YOUR TASK:
Go over the entries below line by line, copying each one that contains the word "Number".

══════════

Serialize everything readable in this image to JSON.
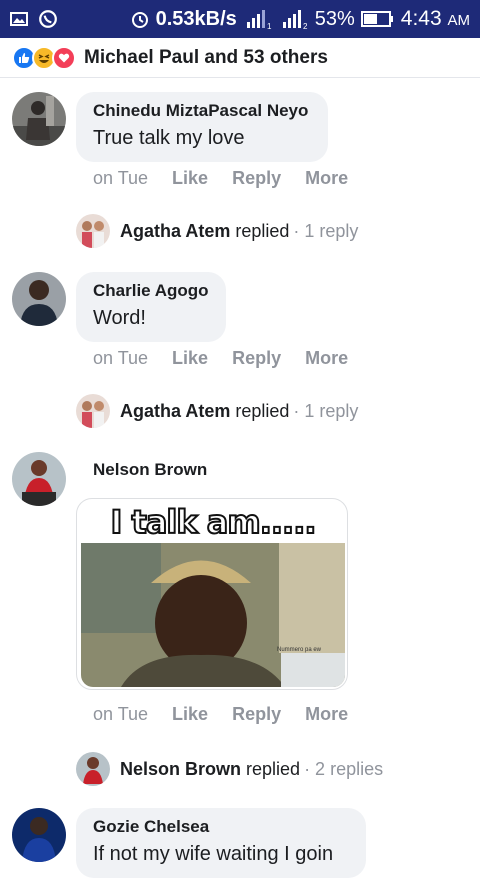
{
  "status_bar": {
    "speed": "0.53kB/s",
    "battery": "53%",
    "time": "4:43",
    "ampm": "AM",
    "icons": [
      "image-icon",
      "whatsapp-icon",
      "alarm-icon",
      "signal-h-plus-1-icon",
      "signal-g-2-icon",
      "battery-icon"
    ],
    "background": "#1e2a78"
  },
  "reactions": {
    "icons": [
      "like-reaction-icon",
      "haha-reaction-icon",
      "love-reaction-icon"
    ],
    "text": "Michael Paul and 53 others"
  },
  "comments": [
    {
      "author": "Chinedu MiztaPascal Neyo",
      "text": "True talk my love",
      "actions": {
        "time": "on Tue",
        "like": "Like",
        "reply": "Reply",
        "more": "More"
      },
      "reply": {
        "name": "Agatha Atem",
        "verb": "replied",
        "count": "· 1 reply"
      }
    },
    {
      "author": "Charlie Agogo",
      "text": "Word!",
      "actions": {
        "time": "on Tue",
        "like": "Like",
        "reply": "Reply",
        "more": "More"
      },
      "reply": {
        "name": "Agatha Atem",
        "verb": "replied",
        "count": "· 1 reply"
      }
    },
    {
      "author": "Nelson Brown",
      "image_caption": "I talk am.....",
      "image_subtext": "Nummero pa ew",
      "actions": {
        "time": "on Tue",
        "like": "Like",
        "reply": "Reply",
        "more": "More"
      },
      "reply": {
        "name": "Nelson Brown",
        "verb": "replied",
        "count": "· 2 replies"
      }
    },
    {
      "author": "Gozie Chelsea",
      "text": "If not my wife waiting I goin"
    }
  ]
}
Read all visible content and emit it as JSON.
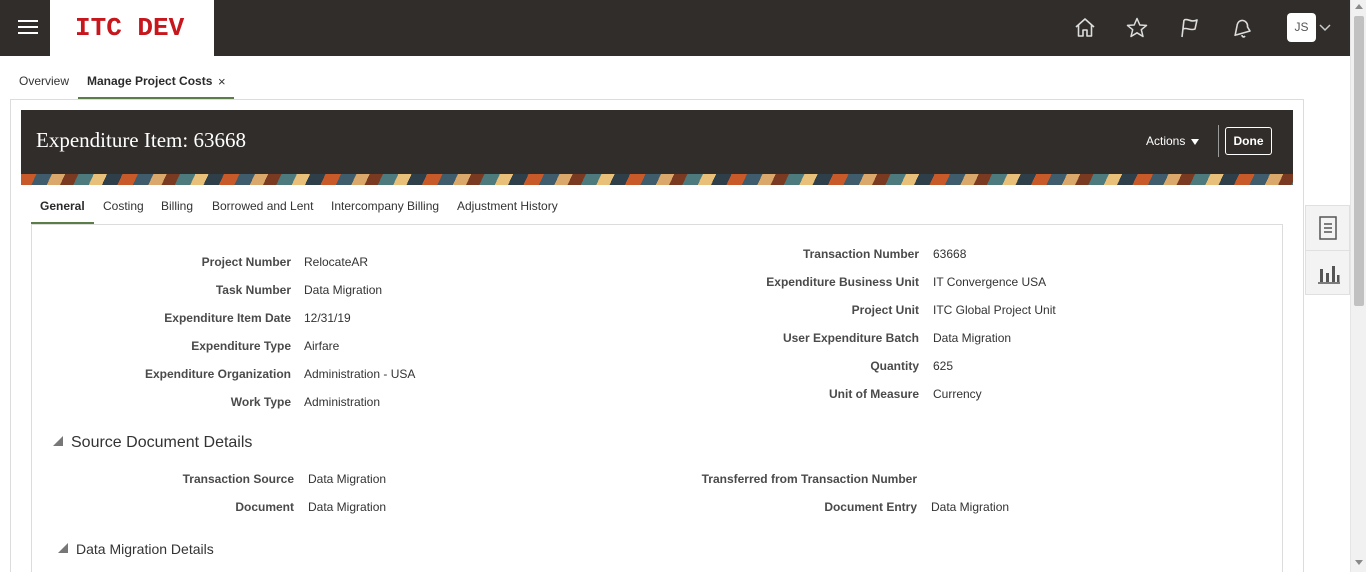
{
  "app": {
    "brand": "ITC DEV",
    "user_initials": "JS"
  },
  "topbar_icons": [
    "home-icon",
    "star-icon",
    "flag-icon",
    "notification-icon"
  ],
  "page_tabs": [
    {
      "label": "Overview"
    },
    {
      "label": "Manage Project Costs"
    }
  ],
  "header": {
    "title": "Expenditure Item: 63668",
    "actions_label": "Actions",
    "done_label": "Done"
  },
  "content_tabs": [
    {
      "label": "General"
    },
    {
      "label": "Costing"
    },
    {
      "label": "Billing"
    },
    {
      "label": "Borrowed and Lent"
    },
    {
      "label": "Intercompany Billing"
    },
    {
      "label": "Adjustment History"
    }
  ],
  "left_fields": [
    {
      "label": "Project Number",
      "value": "RelocateAR"
    },
    {
      "label": "Task Number",
      "value": "Data Migration"
    },
    {
      "label": "Expenditure Item Date",
      "value": "12/31/19"
    },
    {
      "label": "Expenditure Type",
      "value": "Airfare"
    },
    {
      "label": "Expenditure Organization",
      "value": "Administration - USA"
    },
    {
      "label": "Work Type",
      "value": "Administration"
    }
  ],
  "right_fields": [
    {
      "label": "Transaction Number",
      "value": "63668"
    },
    {
      "label": "Expenditure Business Unit",
      "value": "IT Convergence USA"
    },
    {
      "label": "Project Unit",
      "value": "ITC Global Project Unit"
    },
    {
      "label": "User Expenditure Batch",
      "value": "Data Migration"
    },
    {
      "label": "Quantity",
      "value": "625"
    },
    {
      "label": "Unit of Measure",
      "value": "Currency"
    }
  ],
  "source_section": {
    "title": "Source Document Details",
    "left": [
      {
        "label": "Transaction Source",
        "value": "Data Migration"
      },
      {
        "label": "Document",
        "value": "Data Migration"
      }
    ],
    "right": [
      {
        "label": "Transferred from Transaction Number",
        "value": ""
      },
      {
        "label": "Document Entry",
        "value": "Data Migration"
      }
    ]
  },
  "migration_section": {
    "title": "Data Migration Details"
  }
}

══════════

ANSWER TO THIS EXERCISE:
      "label": "Project Number",
      "label": "Task Number",
      "label": "Transaction Number",
        "label": "Transferred from Transaction Number",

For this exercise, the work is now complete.